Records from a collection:
▼
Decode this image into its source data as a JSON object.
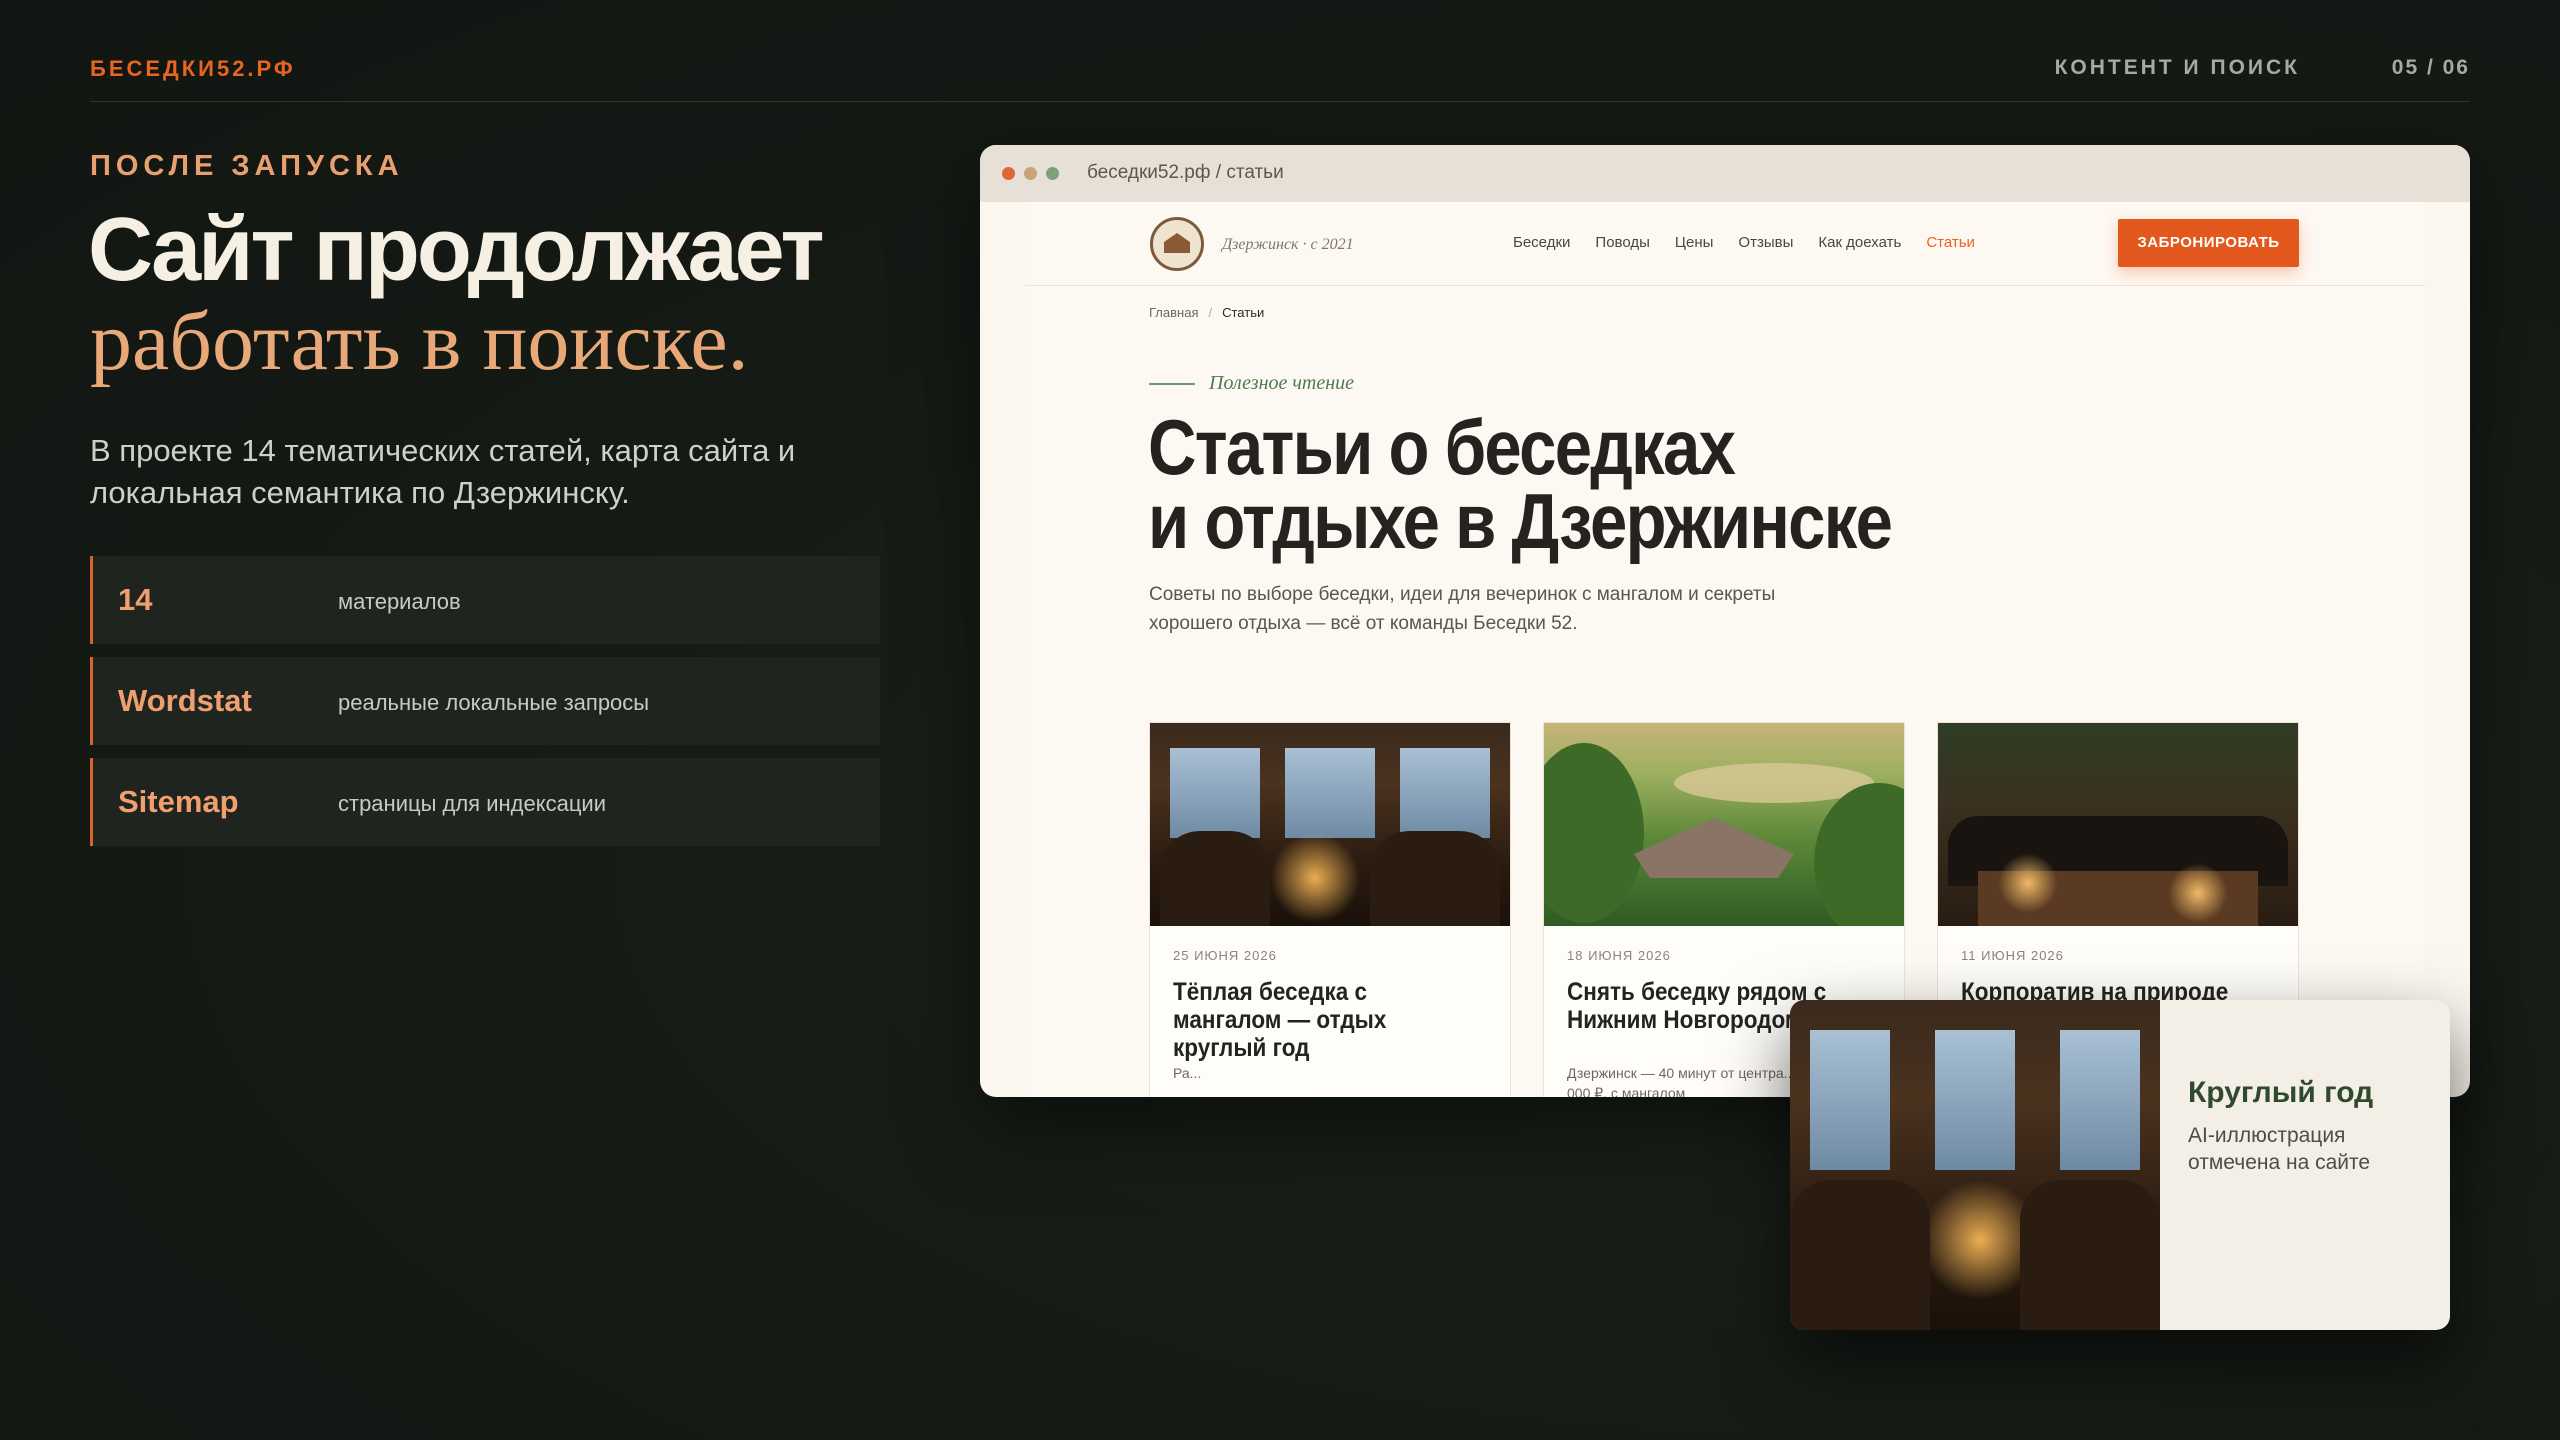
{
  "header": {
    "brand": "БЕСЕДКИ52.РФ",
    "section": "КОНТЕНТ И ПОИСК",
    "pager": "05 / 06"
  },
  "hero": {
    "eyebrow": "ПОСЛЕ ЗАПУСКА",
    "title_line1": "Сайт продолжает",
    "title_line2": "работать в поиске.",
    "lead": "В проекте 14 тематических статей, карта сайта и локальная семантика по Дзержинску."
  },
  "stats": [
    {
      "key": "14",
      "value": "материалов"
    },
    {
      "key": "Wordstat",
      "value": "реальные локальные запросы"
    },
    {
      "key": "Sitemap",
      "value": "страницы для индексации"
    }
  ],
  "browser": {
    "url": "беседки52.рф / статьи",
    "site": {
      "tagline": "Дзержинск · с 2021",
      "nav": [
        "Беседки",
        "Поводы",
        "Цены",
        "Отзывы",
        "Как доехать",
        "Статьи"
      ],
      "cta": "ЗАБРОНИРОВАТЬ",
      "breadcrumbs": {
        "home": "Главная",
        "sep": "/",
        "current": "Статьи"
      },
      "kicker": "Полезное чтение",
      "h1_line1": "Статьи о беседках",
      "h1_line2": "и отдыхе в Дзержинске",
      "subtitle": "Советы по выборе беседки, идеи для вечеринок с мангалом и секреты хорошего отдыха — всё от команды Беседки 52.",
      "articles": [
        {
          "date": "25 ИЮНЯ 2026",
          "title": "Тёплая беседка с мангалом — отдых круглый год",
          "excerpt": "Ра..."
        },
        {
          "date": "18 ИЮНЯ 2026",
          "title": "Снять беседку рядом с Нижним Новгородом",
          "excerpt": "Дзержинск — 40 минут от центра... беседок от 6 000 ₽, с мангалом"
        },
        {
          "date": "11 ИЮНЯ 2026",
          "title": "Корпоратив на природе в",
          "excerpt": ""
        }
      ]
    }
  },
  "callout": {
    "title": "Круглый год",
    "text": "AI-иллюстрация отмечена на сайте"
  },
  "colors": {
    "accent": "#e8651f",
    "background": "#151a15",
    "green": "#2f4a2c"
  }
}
▲
▼
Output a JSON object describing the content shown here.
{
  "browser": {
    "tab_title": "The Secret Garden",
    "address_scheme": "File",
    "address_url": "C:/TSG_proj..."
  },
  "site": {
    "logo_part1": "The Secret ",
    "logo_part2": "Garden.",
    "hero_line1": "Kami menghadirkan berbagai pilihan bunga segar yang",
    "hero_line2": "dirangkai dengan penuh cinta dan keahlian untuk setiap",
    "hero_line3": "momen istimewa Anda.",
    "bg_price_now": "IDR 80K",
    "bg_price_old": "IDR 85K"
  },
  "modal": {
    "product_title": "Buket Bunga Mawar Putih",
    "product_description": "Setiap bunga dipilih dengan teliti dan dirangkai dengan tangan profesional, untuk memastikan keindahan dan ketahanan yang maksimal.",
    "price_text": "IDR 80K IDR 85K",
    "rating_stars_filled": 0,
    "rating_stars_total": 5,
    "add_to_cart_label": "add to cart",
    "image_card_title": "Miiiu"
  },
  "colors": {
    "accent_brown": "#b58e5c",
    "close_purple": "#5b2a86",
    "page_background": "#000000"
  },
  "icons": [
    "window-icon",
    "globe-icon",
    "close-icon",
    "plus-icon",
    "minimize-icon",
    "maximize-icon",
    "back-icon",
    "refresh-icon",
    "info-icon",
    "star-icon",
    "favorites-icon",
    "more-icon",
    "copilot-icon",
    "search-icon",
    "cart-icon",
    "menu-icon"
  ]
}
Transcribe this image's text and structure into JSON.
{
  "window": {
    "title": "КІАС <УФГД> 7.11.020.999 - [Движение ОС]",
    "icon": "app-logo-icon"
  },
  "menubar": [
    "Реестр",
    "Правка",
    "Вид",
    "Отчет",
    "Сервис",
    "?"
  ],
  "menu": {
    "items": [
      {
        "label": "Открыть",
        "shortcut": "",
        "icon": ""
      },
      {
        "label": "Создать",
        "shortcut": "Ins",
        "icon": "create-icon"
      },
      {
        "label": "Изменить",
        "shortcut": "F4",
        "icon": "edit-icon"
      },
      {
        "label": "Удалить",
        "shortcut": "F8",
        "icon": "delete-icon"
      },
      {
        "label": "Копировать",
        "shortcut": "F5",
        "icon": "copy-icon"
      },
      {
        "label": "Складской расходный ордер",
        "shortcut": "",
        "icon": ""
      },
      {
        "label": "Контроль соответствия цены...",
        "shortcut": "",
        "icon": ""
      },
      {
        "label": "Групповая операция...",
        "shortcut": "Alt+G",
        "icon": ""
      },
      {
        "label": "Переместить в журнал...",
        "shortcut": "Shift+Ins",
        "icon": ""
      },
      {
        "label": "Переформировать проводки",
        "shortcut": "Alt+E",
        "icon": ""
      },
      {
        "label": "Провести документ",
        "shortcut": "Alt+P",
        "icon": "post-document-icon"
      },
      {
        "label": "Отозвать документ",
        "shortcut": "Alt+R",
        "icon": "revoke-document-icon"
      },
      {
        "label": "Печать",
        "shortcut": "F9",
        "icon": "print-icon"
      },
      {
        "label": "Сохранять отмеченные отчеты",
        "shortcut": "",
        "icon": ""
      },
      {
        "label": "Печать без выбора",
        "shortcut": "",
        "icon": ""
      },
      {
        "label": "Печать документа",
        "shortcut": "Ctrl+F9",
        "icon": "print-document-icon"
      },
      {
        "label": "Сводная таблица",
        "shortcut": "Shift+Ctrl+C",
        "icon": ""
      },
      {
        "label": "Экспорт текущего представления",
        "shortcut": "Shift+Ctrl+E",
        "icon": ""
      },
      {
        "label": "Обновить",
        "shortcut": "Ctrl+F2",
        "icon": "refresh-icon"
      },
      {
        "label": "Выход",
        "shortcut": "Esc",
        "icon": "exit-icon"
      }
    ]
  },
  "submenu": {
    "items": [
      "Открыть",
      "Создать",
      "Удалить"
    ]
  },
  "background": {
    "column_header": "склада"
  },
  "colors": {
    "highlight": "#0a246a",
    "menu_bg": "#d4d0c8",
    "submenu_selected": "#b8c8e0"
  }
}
▲
**TASK TO COMPLETE**
Filter the records, keeping only lines that contain "Secret", and show those lines.

**RESPONSE TO THE TASK**
    "tab_title": "The Secret Garden",
    "logo_part1": "The Secret ",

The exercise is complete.